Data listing
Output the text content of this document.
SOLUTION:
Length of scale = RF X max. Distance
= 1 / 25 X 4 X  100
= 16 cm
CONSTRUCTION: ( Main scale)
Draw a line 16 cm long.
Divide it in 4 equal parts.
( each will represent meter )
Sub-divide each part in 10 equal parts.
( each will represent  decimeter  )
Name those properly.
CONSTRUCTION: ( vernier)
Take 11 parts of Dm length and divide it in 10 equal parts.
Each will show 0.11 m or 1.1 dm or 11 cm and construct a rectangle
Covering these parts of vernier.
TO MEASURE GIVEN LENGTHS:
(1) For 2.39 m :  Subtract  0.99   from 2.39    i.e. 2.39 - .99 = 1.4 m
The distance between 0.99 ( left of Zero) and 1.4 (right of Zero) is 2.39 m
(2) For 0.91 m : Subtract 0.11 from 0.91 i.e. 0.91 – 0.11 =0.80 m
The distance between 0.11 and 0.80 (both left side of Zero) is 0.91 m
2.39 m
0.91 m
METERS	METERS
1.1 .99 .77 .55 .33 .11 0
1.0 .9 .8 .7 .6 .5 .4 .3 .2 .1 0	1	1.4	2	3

**TASK GOAL**
Give back the whole listing, word for word.

**RESPONSE TO THIS TASK**
Output the text content of this document.
SOLUTION:
Length of scale = RF X max. Distance
= 1 / 25 X 4 X  100
= 16 cm
CONSTRUCTION: ( Main scale)
Draw a line 16 cm long.
Divide it in 4 equal parts.
( each will represent meter )
Sub-divide each part in 10 equal parts.
( each will represent  decimeter  )
Name those properly.
CONSTRUCTION: ( vernier)
Take 11 parts of Dm length and divide it in 10 equal parts.
Each will show 0.11 m or 1.1 dm or 11 cm and construct a rectangle
Covering these parts of vernier.
TO MEASURE GIVEN LENGTHS:
(1) For 2.39 m :  Subtract  0.99   from 2.39    i.e. 2.39 - .99 = 1.4 m
The distance between 0.99 ( left of Zero) and 1.4 (right of Zero) is 2.39 m
(2) For 0.91 m : Subtract 0.11 from 0.91 i.e. 0.91 – 0.11 =0.80 m
The distance between 0.11 and 0.80 (both left side of Zero) is 0.91 m
2.39 m
0.91 m
METERS	METERS
1.1 .99 .77 .55 .33 .11 0
1.0 .9 .8 .7 .6 .5 .4 .3 .2 .1 0	1	1.4	2	3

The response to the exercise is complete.